:: MATERIAL SHOWN ::
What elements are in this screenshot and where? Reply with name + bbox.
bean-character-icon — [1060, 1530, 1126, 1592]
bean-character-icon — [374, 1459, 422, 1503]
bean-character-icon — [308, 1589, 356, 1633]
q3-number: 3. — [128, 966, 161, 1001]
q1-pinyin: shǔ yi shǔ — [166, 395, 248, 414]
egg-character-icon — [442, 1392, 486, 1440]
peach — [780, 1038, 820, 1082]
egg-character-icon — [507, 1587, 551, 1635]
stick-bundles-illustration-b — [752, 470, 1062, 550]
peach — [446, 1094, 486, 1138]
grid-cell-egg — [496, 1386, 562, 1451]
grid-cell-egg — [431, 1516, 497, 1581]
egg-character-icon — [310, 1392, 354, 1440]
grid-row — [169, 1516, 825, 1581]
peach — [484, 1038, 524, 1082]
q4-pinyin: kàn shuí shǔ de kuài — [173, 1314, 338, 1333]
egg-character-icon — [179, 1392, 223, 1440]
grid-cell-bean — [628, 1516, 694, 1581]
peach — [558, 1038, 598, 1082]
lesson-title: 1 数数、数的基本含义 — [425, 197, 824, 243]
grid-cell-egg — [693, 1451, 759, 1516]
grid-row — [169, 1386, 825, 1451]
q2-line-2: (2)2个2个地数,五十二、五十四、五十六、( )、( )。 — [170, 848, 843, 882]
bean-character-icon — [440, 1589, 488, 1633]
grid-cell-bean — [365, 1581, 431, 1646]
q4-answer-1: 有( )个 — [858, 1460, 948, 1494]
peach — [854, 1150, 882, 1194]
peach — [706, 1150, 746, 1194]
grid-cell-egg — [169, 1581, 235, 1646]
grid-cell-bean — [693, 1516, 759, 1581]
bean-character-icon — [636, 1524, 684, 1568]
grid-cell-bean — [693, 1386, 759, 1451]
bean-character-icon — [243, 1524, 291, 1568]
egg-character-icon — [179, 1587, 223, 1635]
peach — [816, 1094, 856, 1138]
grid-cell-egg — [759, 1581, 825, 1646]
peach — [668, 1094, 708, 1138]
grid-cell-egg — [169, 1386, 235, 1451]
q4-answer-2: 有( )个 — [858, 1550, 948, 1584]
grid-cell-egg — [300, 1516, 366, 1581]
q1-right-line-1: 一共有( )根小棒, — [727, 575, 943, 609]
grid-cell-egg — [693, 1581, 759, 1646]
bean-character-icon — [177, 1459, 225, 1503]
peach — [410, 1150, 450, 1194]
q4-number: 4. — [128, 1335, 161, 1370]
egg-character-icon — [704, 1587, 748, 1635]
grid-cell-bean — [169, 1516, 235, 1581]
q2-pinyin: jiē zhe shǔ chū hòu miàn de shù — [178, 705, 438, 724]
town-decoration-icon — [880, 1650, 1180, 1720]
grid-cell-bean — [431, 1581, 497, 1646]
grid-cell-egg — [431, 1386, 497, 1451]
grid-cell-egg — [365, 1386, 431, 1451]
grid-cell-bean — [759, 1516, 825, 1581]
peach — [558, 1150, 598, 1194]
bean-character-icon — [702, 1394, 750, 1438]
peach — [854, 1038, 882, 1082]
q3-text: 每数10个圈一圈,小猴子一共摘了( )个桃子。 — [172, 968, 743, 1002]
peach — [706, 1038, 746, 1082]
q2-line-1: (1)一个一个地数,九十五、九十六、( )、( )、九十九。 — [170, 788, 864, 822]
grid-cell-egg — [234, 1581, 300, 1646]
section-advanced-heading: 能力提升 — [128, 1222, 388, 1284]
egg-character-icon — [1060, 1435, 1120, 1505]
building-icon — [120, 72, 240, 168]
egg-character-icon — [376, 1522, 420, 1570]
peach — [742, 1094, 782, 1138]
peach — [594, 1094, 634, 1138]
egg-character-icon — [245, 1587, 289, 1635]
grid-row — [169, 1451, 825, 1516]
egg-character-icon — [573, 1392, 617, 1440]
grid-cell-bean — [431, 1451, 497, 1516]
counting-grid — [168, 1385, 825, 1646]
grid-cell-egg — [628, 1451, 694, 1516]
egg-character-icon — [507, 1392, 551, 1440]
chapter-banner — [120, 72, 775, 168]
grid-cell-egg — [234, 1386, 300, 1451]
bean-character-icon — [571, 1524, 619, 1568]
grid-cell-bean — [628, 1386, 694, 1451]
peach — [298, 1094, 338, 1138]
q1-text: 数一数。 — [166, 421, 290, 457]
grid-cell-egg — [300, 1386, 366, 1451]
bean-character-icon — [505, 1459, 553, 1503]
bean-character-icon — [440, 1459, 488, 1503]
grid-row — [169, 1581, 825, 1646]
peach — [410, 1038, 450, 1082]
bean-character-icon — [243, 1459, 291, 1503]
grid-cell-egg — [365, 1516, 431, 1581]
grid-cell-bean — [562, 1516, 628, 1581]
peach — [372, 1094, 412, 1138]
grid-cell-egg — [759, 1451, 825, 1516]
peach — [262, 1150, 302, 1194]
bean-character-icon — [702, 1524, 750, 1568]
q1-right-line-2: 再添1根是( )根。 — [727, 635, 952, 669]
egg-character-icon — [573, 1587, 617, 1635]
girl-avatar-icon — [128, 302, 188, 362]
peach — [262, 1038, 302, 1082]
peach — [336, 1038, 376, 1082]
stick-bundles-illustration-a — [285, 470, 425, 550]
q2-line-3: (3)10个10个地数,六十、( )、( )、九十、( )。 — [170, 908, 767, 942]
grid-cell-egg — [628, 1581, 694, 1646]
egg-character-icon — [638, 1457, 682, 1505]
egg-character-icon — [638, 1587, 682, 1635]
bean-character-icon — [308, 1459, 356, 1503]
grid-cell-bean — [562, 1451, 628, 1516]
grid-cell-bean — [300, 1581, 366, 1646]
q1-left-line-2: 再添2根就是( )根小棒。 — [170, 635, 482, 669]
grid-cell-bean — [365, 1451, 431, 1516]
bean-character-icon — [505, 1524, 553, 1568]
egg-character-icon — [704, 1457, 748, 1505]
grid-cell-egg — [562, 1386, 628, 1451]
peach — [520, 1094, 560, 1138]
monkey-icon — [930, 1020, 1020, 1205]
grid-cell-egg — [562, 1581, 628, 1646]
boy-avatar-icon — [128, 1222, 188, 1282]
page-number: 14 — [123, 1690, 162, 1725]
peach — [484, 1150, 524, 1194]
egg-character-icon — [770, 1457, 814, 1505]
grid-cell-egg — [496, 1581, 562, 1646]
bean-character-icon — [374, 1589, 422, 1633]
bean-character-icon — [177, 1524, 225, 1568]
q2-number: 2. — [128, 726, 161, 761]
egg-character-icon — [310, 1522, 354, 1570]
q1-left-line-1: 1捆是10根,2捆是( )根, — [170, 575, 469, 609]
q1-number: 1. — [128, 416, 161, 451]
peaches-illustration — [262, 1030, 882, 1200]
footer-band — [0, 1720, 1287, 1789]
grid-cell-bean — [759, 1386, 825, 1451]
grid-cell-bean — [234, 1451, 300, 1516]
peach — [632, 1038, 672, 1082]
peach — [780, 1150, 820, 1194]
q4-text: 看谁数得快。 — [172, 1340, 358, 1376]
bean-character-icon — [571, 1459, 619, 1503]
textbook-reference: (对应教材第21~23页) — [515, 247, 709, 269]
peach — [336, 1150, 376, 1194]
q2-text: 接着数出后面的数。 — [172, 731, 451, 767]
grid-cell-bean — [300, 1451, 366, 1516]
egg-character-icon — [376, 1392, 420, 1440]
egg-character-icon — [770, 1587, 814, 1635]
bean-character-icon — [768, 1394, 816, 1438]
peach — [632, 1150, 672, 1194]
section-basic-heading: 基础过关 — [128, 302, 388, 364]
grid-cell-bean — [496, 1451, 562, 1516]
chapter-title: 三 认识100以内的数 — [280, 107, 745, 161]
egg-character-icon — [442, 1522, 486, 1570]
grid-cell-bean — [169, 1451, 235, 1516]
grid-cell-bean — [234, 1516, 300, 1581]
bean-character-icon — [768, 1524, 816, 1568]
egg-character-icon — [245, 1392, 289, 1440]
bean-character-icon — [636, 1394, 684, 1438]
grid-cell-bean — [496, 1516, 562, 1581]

:: DIRECTIONS ::
Count the lines in the records above that contain the string "section". Reply with the number alone.

:: RESPONSE ::
2